Task objective | Reproduce the listing below character for character; drop every image.
━━ Data for the task
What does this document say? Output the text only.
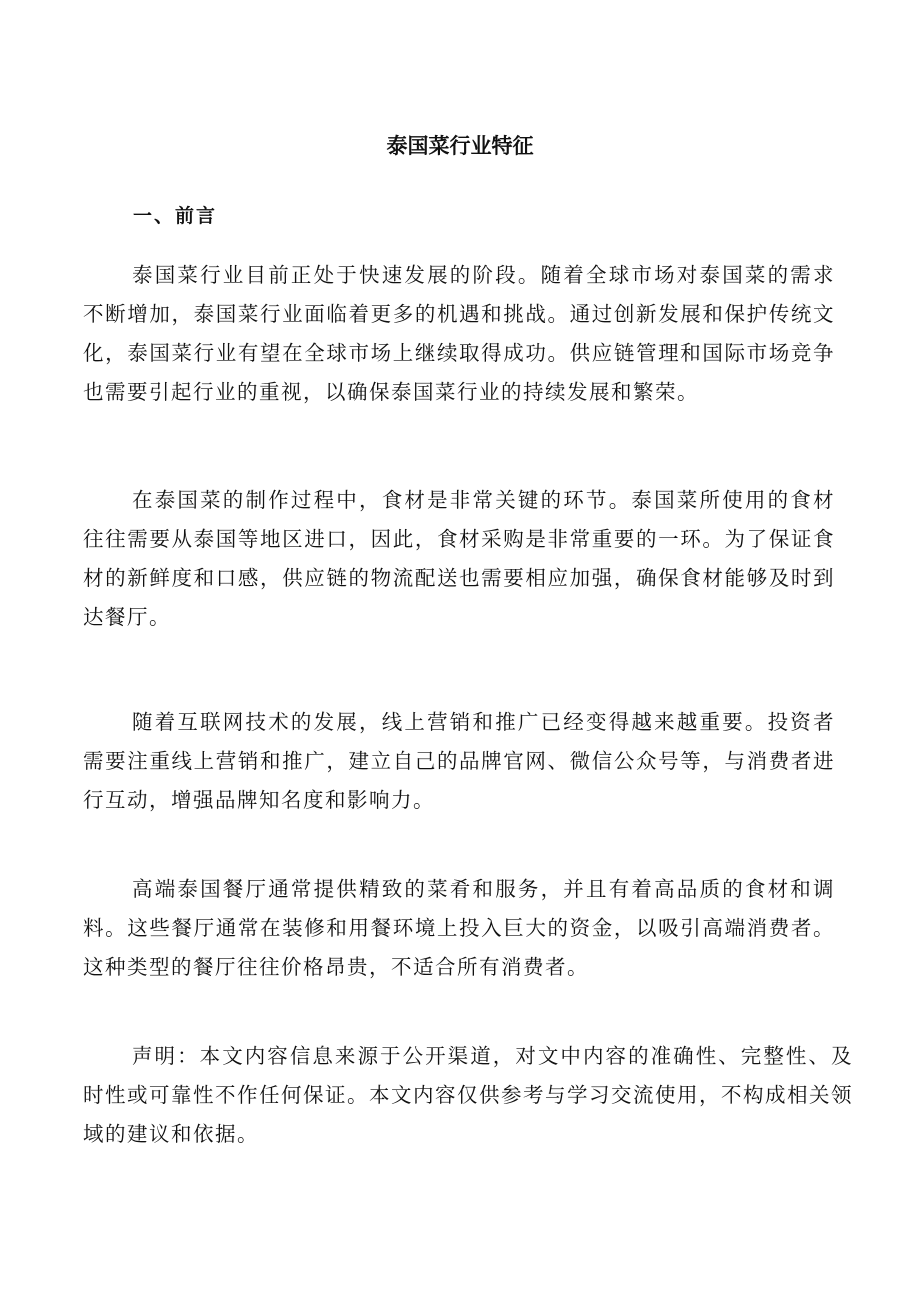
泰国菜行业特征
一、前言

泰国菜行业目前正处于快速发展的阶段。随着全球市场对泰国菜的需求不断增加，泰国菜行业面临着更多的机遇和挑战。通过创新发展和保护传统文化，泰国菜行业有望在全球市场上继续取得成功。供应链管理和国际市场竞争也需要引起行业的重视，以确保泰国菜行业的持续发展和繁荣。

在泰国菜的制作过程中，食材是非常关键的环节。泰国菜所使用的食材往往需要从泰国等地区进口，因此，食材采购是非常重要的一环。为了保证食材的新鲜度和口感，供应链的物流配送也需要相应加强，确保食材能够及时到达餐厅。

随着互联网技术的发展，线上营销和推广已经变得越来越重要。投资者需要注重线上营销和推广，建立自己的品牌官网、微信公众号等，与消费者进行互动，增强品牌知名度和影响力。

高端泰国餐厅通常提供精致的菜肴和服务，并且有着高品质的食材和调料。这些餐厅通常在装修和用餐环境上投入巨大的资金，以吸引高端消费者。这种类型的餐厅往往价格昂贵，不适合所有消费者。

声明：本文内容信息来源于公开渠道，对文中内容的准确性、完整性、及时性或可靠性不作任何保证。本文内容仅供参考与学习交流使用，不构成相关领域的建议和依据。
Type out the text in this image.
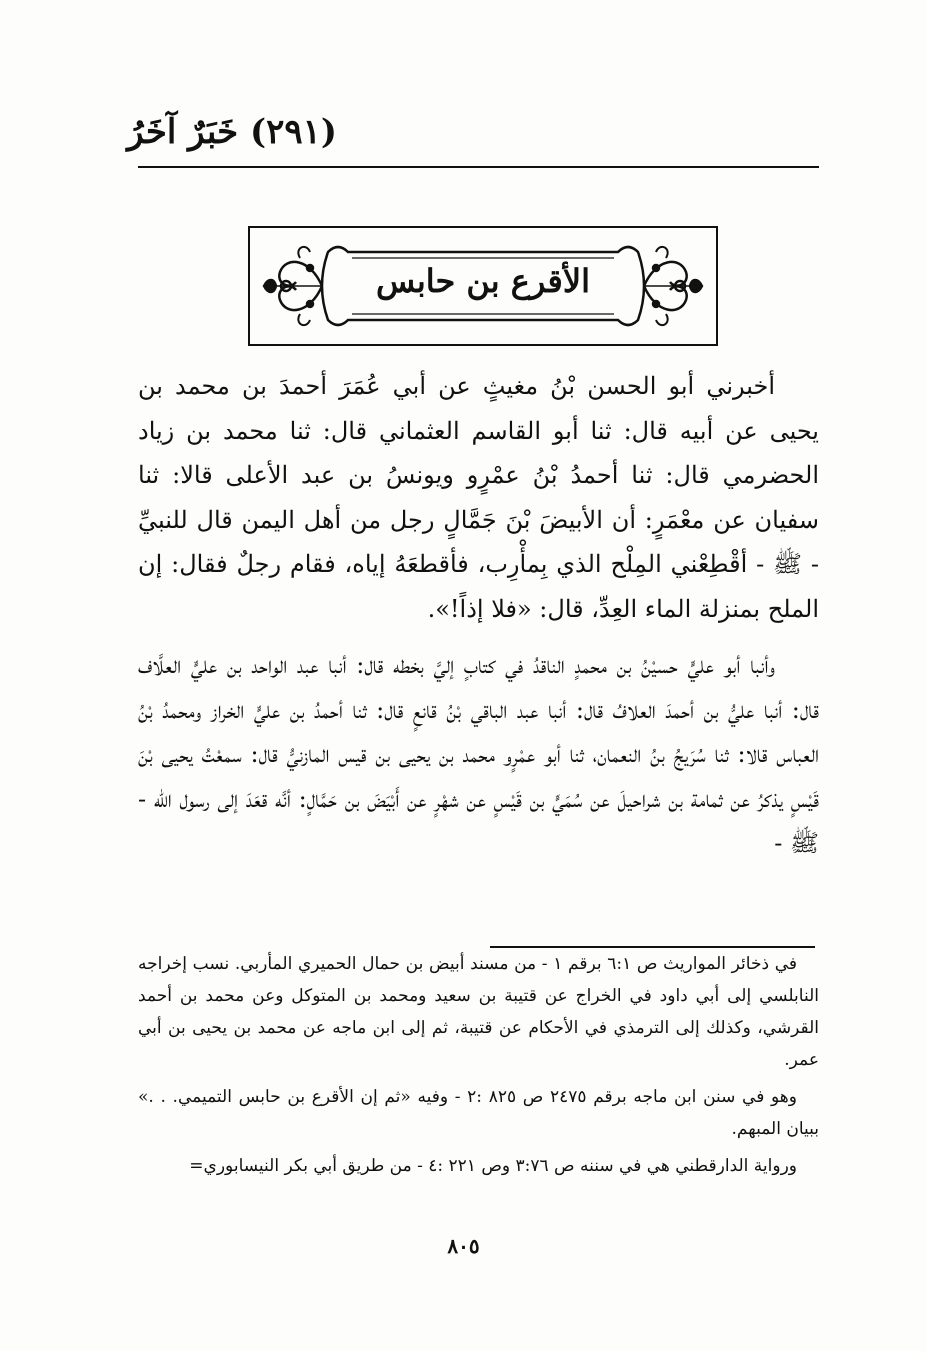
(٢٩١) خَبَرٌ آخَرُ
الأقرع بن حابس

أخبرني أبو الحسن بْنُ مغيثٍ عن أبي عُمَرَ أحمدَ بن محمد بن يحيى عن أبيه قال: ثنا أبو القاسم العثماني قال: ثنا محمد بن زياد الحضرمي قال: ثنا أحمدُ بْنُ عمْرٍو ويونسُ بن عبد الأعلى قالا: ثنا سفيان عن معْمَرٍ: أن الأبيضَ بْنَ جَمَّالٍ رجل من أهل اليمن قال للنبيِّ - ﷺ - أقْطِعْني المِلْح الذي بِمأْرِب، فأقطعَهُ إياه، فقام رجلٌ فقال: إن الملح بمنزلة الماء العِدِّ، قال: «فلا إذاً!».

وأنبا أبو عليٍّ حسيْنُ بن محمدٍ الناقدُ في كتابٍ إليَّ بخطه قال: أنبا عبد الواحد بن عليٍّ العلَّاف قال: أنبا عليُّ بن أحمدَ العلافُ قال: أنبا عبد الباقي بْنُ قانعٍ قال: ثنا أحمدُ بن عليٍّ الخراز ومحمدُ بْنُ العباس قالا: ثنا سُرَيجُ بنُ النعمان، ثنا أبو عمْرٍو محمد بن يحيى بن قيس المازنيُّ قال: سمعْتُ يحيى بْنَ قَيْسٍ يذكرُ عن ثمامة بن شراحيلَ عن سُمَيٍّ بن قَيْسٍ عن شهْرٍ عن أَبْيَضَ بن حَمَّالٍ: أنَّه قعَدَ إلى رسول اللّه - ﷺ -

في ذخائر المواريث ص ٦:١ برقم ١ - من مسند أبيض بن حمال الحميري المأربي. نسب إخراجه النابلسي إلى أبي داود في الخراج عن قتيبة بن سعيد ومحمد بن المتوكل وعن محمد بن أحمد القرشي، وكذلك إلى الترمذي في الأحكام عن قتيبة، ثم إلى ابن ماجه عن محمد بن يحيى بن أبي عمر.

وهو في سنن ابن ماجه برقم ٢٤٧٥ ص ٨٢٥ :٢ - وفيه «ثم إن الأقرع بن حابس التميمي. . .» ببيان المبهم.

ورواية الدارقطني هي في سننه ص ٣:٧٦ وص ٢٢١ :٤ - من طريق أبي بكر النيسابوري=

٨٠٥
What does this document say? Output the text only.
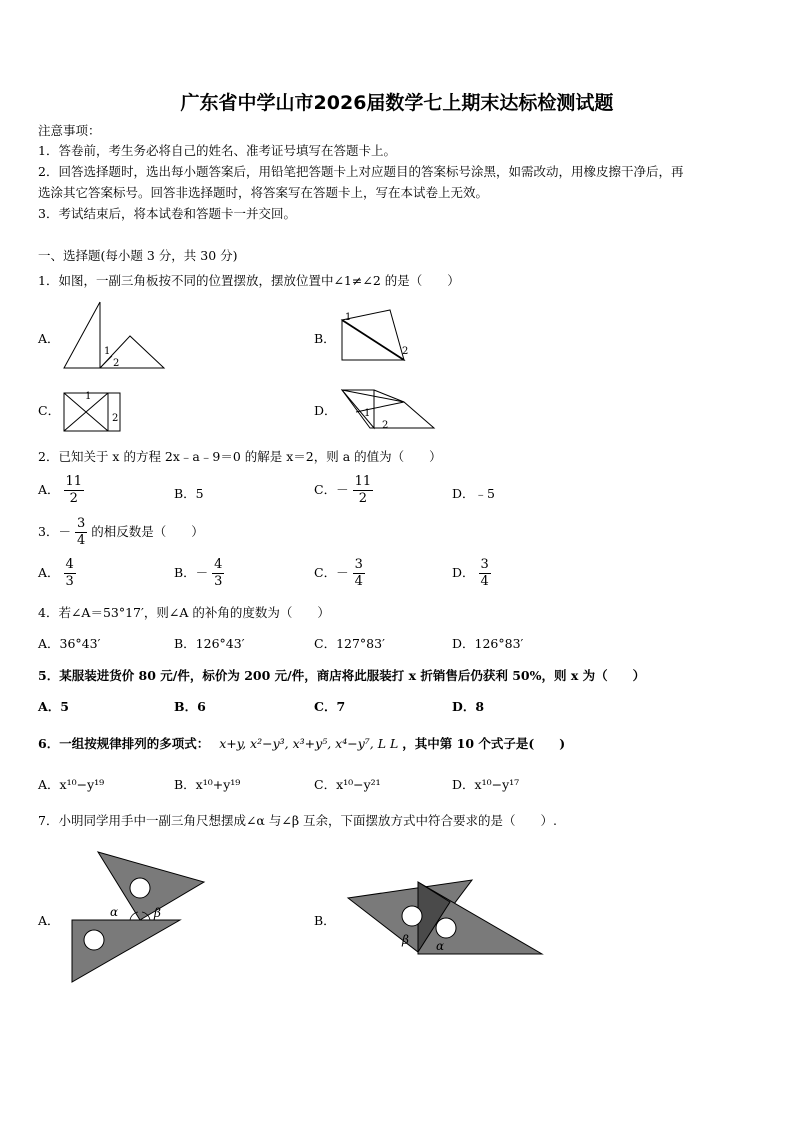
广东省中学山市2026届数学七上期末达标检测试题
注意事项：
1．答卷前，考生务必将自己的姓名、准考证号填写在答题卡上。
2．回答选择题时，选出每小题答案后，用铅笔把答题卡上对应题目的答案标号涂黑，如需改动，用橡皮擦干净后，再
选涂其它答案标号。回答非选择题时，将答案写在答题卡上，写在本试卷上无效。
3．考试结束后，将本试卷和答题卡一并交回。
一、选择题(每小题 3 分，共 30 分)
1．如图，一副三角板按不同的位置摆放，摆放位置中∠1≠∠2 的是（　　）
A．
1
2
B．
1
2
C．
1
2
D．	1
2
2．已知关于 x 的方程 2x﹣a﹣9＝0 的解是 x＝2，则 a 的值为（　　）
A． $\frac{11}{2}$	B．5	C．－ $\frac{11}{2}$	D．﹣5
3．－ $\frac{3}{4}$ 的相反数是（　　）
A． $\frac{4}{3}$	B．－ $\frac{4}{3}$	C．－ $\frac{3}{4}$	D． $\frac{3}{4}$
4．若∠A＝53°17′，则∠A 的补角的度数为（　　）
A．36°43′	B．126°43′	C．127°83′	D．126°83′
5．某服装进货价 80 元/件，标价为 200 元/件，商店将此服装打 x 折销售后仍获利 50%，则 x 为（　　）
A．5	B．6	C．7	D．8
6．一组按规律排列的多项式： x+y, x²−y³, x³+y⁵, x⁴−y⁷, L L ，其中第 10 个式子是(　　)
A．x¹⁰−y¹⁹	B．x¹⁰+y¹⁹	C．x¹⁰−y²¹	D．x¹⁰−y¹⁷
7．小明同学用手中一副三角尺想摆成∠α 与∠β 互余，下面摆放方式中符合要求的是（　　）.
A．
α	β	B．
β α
━━━━
Result for this task |
What does this document say? Output the text only.
泰国菜行业特征
一、前言

泰国菜行业目前正处于快速发展的阶段。随着全球市场对泰国菜的需求不断增加，泰国菜行业面临着更多的机遇和挑战。通过创新发展和保护传统文化，泰国菜行业有望在全球市场上继续取得成功。供应链管理和国际市场竞争也需要引起行业的重视，以确保泰国菜行业的持续发展和繁荣。

在泰国菜的制作过程中，食材是非常关键的环节。泰国菜所使用的食材往往需要从泰国等地区进口，因此，食材采购是非常重要的一环。为了保证食材的新鲜度和口感，供应链的物流配送也需要相应加强，确保食材能够及时到达餐厅。

随着互联网技术的发展，线上营销和推广已经变得越来越重要。投资者需要注重线上营销和推广，建立自己的品牌官网、微信公众号等，与消费者进行互动，增强品牌知名度和影响力。

高端泰国餐厅通常提供精致的菜肴和服务，并且有着高品质的食材和调料。这些餐厅通常在装修和用餐环境上投入巨大的资金，以吸引高端消费者。这种类型的餐厅往往价格昂贵，不适合所有消费者。

声明：本文内容信息来源于公开渠道，对文中内容的准确性、完整性、及时性或可靠性不作任何保证。本文内容仅供参考与学习交流使用，不构成相关领域的建议和依据。
Type out the text in this image.
(٢٩١) خَبَرٌ آخَرُ
الأقرع بن حابس

أخبرني أبو الحسن بْنُ مغيثٍ عن أبي عُمَرَ أحمدَ بن محمد بن يحيى عن أبيه قال: ثنا أبو القاسم العثماني قال: ثنا محمد بن زياد الحضرمي قال: ثنا أحمدُ بْنُ عمْرٍو ويونسُ بن عبد الأعلى قالا: ثنا سفيان عن معْمَرٍ: أن الأبيضَ بْنَ جَمَّالٍ رجل من أهل اليمن قال للنبيِّ - ﷺ - أقْطِعْني المِلْح الذي بِمأْرِب، فأقطعَهُ إياه، فقام رجلٌ فقال: إن الملح بمنزلة الماء العِدِّ، قال: «فلا إذاً!».

وأنبا أبو عليٍّ حسيْنُ بن محمدٍ الناقدُ في كتابٍ إليَّ بخطه قال: أنبا عبد الواحد بن عليٍّ العلَّاف قال: أنبا عليُّ بن أحمدَ العلافُ قال: أنبا عبد الباقي بْنُ قانعٍ قال: ثنا أحمدُ بن عليٍّ الخراز ومحمدُ بْنُ العباس قالا: ثنا سُرَيجُ بنُ النعمان، ثنا أبو عمْرٍو محمد بن يحيى بن قيس المازنيُّ قال: سمعْتُ يحيى بْنَ قَيْسٍ يذكرُ عن ثمامة بن شراحيلَ عن سُمَيٍّ بن قَيْسٍ عن شهْرٍ عن أَبْيَضَ بن حَمَّالٍ: أنَّه قعَدَ إلى رسول اللّه - ﷺ -

في ذخائر المواريث ص ٦:١ برقم ١ - من مسند أبيض بن حمال الحميري المأربي. نسب إخراجه النابلسي إلى أبي داود في الخراج عن قتيبة بن سعيد ومحمد بن المتوكل وعن محمد بن أحمد القرشي، وكذلك إلى الترمذي في الأحكام عن قتيبة، ثم إلى ابن ماجه عن محمد بن يحيى بن أبي عمر.

وهو في سنن ابن ماجه برقم ٢٤٧٥ ص ٨٢٥ :٢ - وفيه «ثم إن الأقرع بن حابس التميمي. . .» ببيان المبهم.

ورواية الدارقطني هي في سننه ص ٣:٧٦ وص ٢٢١ :٤ - من طريق أبي بكر النيسابوري=

٨٠٥
What does this document say? Output the text only.
广东省中学山市2026届数学七上期末达标检测试题
注意事项：
1．答卷前，考生务必将自己的姓名、准考证号填写在答题卡上。
2．回答选择题时，选出每小题答案后，用铅笔把答题卡上对应题目的答案标号涂黑，如需改动，用橡皮擦干净后，再
选涂其它答案标号。回答非选择题时，将答案写在答题卡上，写在本试卷上无效。
3．考试结束后，将本试卷和答题卡一并交回。
一、选择题(每小题 3 分，共 30 分)
1．如图，一副三角板按不同的位置摆放，摆放位置中∠1≠∠2 的是（　　）
A．
1
2
B．
1
2
C．
1
2
D．	1
2
2．已知关于 x 的方程 2x﹣a﹣9＝0 的解是 x＝2，则 a 的值为（　　）
A． $\frac{11}{2}$	B．5	C．－ $\frac{11}{2}$	D．﹣5
3．－ $\frac{3}{4}$ 的相反数是（　　）
A． $\frac{4}{3}$	B．－ $\frac{4}{3}$	C．－ $\frac{3}{4}$	D． $\frac{3}{4}$
4．若∠A＝53°17′，则∠A 的补角的度数为（　　）
A．36°43′	B．126°43′	C．127°83′	D．126°83′
5．某服装进货价 80 元/件，标价为 200 元/件，商店将此服装打 x 折销售后仍获利 50%，则 x 为（　　）
A．5	B．6	C．7	D．8
6．一组按规律排列的多项式： x+y, x²−y³, x³+y⁵, x⁴−y⁷, L L ，其中第 10 个式子是(　　)
A．x¹⁰−y¹⁹	B．x¹⁰+y¹⁹	C．x¹⁰−y²¹	D．x¹⁰−y¹⁷
7．小明同学用手中一副三角尺想摆成∠α 与∠β 互余，下面摆放方式中符合要求的是（　　）.
A．
α	β	B．
β α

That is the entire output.